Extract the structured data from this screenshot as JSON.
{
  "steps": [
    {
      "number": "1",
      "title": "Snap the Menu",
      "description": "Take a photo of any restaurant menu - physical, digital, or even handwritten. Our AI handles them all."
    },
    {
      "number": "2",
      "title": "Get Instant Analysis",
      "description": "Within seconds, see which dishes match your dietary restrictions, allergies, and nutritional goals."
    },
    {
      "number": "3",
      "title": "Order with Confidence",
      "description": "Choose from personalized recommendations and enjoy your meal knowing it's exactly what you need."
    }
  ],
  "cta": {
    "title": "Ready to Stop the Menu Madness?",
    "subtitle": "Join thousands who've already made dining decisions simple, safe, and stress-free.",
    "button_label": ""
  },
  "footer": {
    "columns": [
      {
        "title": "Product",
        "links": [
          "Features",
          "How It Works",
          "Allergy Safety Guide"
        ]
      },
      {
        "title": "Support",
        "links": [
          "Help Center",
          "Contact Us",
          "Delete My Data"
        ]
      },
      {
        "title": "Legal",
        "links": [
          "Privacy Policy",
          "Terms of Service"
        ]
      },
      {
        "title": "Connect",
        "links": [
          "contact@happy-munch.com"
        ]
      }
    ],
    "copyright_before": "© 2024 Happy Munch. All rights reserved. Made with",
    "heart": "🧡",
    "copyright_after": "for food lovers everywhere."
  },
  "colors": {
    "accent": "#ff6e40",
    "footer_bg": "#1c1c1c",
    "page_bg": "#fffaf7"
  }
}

---

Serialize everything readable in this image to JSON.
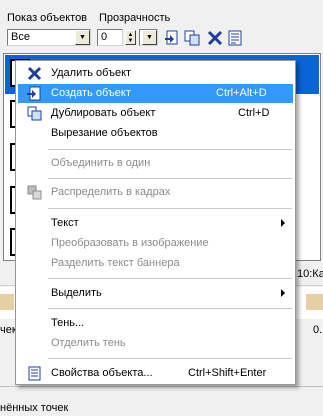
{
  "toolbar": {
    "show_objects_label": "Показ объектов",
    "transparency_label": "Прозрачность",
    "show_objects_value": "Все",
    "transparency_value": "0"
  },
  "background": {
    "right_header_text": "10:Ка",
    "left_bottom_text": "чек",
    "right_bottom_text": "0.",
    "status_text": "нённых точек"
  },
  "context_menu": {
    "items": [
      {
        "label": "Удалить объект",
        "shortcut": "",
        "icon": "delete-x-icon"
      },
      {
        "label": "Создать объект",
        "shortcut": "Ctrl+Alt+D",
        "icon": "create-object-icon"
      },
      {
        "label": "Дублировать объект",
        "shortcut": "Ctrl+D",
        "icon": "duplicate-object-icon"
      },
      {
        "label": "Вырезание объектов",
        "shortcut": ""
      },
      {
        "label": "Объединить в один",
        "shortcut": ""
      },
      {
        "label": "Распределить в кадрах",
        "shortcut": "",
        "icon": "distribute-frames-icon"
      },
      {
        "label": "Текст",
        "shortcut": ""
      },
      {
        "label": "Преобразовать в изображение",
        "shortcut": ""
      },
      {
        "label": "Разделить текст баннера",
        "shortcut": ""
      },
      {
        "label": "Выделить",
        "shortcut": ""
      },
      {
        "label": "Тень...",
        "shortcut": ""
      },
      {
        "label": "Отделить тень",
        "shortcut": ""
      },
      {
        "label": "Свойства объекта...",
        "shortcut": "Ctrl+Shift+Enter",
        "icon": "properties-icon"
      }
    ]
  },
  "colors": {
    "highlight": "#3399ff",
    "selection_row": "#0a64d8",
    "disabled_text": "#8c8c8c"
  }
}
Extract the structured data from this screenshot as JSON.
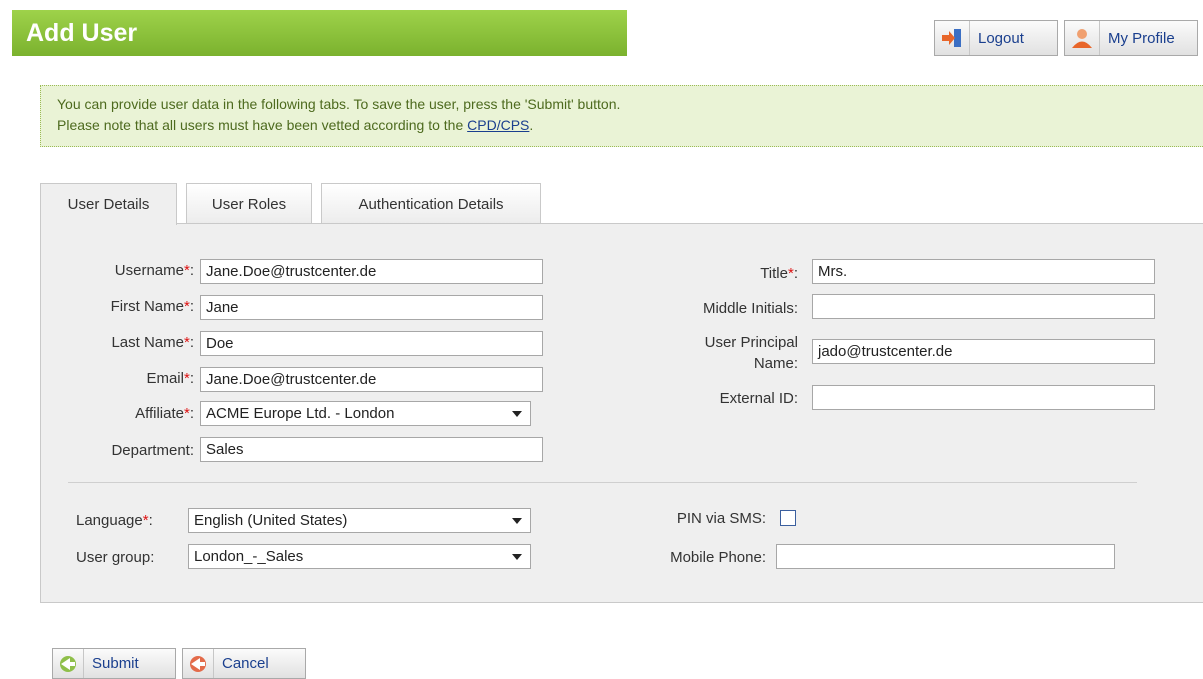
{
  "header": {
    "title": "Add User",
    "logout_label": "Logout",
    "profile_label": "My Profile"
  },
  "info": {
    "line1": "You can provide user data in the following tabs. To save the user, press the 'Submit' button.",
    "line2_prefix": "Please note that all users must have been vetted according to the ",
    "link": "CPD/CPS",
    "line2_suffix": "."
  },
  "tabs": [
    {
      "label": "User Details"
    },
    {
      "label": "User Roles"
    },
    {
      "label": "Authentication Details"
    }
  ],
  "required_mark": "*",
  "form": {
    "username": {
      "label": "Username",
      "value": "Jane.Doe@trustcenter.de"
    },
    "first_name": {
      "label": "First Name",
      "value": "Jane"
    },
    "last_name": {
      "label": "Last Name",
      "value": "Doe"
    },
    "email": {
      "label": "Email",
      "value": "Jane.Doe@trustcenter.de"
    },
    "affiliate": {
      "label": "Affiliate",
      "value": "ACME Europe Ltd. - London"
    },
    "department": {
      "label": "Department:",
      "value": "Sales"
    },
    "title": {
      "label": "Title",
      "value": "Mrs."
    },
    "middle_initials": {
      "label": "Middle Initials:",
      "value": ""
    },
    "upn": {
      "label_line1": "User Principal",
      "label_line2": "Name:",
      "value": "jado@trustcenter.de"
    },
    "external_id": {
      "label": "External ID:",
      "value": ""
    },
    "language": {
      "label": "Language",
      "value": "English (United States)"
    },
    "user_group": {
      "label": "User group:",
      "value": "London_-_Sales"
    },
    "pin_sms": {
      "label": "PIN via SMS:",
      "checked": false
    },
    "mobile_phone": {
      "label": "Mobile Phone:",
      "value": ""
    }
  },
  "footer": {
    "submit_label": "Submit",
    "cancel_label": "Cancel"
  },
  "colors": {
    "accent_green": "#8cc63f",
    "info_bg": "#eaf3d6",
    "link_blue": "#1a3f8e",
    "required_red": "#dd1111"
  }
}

What you have to do: Which lines in the data above contain "description"? Show each one.

Exercise output:
      "description": "Take a photo of any restaurant menu - physical, digital, or even handwritten. Our AI handles them all."
      "description": "Within seconds, see which dishes match your dietary restrictions, allergies, and nutritional goals."
      "description": "Choose from personalized recommendations and enjoy your meal knowing it's exactly what you need."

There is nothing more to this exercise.